» Do this
Copy all lines in which the word "value" can be found.

— start Excerpted records —

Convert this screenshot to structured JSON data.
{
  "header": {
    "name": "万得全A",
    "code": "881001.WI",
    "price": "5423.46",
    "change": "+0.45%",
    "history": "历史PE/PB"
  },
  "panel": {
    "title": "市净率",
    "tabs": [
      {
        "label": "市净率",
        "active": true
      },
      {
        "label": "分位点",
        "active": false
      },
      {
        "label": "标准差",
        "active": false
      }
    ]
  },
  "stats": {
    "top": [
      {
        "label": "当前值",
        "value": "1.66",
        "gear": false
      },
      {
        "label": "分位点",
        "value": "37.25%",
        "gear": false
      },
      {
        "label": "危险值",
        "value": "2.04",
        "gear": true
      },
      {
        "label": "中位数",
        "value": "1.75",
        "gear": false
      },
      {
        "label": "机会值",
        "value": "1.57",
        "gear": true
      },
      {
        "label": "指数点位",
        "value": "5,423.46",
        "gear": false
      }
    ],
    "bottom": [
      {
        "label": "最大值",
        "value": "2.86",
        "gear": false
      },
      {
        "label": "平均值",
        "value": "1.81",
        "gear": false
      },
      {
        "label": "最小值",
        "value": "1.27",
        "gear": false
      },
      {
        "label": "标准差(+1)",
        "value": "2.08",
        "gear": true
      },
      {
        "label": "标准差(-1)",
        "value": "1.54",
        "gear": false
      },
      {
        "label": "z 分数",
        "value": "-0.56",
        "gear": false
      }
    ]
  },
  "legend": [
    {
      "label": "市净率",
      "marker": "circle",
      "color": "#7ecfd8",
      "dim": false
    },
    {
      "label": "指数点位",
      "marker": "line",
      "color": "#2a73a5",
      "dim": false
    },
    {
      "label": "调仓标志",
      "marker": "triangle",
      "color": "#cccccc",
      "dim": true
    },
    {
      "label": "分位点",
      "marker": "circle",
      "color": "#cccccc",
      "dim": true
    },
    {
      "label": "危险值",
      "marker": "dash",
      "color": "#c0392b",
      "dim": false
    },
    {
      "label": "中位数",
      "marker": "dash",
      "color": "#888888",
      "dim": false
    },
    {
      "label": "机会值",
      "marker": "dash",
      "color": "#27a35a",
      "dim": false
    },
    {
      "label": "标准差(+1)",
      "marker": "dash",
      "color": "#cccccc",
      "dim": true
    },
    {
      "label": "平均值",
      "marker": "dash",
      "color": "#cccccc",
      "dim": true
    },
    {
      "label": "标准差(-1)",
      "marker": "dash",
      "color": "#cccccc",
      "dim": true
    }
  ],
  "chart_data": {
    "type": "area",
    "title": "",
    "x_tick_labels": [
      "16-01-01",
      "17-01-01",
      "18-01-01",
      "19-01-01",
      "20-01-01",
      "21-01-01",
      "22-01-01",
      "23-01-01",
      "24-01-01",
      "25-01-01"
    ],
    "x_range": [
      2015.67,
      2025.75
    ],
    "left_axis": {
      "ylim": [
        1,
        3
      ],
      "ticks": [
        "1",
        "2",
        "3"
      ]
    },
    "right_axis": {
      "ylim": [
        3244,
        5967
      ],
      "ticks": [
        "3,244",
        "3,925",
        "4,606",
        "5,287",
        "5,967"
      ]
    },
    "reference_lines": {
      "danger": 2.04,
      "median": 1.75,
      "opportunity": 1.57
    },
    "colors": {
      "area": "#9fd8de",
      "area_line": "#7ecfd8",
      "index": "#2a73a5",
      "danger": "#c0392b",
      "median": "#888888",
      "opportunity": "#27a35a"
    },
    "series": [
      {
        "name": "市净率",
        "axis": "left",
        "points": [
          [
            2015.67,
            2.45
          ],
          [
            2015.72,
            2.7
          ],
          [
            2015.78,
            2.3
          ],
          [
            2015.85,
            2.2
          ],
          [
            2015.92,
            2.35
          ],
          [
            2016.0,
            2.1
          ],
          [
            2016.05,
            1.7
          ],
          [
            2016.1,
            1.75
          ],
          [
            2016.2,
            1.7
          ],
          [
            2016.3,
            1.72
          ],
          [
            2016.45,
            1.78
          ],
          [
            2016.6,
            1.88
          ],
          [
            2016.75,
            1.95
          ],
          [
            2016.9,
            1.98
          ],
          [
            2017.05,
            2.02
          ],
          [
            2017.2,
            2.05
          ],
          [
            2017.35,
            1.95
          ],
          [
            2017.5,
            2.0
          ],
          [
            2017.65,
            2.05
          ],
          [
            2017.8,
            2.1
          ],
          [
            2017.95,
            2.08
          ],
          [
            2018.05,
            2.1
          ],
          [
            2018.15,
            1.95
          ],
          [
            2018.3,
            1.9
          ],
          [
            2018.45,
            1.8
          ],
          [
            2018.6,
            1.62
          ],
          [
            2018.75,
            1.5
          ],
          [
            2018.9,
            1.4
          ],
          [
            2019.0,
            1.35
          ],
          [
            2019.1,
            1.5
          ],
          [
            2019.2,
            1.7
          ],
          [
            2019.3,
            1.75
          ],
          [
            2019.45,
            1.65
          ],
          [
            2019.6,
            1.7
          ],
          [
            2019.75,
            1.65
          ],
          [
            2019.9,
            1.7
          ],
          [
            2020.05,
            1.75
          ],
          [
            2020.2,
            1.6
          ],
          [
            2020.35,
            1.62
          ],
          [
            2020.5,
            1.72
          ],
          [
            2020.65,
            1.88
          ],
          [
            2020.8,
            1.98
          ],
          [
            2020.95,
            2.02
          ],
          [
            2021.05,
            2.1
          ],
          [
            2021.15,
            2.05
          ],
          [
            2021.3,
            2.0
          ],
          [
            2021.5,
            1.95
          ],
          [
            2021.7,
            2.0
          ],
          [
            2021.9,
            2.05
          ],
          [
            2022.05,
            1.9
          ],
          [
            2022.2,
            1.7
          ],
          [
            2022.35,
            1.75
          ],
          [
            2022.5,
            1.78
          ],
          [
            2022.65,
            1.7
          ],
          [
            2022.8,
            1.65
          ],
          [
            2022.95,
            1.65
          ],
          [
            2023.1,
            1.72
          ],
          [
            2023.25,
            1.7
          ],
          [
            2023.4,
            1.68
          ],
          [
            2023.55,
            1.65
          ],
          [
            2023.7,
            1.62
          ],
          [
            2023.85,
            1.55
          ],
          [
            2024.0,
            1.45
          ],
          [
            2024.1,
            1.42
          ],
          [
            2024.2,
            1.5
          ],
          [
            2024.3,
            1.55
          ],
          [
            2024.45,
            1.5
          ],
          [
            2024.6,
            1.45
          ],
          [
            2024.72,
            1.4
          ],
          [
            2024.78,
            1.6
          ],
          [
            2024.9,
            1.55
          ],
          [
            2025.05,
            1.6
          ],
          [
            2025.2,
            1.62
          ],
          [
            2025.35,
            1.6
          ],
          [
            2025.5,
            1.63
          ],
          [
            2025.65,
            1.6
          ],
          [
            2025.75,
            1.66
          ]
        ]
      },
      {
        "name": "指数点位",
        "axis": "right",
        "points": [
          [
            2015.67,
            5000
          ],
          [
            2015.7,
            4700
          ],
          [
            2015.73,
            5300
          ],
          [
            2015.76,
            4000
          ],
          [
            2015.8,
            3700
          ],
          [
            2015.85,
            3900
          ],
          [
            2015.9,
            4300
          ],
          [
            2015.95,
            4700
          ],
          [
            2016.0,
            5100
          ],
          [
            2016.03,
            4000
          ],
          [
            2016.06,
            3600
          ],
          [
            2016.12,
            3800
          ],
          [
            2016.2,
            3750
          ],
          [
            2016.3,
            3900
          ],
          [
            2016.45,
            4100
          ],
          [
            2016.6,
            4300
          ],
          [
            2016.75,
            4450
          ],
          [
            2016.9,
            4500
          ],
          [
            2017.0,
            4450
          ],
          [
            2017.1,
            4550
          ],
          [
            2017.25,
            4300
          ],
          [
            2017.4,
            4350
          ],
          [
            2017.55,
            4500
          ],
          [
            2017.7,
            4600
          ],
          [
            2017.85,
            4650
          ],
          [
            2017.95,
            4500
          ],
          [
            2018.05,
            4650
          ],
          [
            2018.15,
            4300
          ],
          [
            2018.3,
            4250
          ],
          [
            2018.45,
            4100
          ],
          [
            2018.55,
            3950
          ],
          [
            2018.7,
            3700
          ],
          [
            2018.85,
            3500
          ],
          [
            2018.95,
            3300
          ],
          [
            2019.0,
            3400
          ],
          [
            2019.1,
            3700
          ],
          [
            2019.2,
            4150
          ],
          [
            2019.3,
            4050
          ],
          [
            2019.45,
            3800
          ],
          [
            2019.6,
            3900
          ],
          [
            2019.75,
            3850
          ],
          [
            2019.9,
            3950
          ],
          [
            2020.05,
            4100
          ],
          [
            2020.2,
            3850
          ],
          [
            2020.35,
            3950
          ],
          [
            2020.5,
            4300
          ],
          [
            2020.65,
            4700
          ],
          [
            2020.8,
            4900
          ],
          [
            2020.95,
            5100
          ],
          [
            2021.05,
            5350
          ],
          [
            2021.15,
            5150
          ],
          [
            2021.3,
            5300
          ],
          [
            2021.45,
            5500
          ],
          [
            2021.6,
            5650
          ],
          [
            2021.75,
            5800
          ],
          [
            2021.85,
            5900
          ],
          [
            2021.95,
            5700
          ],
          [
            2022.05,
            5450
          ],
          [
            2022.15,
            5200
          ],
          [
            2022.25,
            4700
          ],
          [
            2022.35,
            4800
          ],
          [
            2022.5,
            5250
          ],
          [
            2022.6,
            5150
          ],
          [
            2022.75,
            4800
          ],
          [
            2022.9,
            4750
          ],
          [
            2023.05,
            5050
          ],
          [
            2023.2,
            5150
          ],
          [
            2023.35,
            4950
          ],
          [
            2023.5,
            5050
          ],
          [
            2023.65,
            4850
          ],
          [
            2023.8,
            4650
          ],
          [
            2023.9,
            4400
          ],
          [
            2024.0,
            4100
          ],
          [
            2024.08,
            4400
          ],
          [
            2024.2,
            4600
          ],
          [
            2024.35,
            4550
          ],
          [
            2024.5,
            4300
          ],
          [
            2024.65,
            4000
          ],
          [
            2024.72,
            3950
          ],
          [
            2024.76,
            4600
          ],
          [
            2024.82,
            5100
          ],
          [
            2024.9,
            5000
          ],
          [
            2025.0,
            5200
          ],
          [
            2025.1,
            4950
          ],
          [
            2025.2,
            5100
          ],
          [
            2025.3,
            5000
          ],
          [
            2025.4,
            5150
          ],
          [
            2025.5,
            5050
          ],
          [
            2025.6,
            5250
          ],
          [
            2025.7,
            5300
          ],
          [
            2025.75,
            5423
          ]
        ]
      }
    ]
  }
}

— end Excerpted records —

» Expected answer
        "value": "1.66",
        "value": "37.25%",
        "value": "2.04",
        "value": "1.75",
        "value": "1.57",
        "value": "5,423.46",
        "value": "2.86",
        "value": "1.81",
        "value": "1.27",
        "value": "2.08",
        "value": "1.54",
        "value": "-0.56",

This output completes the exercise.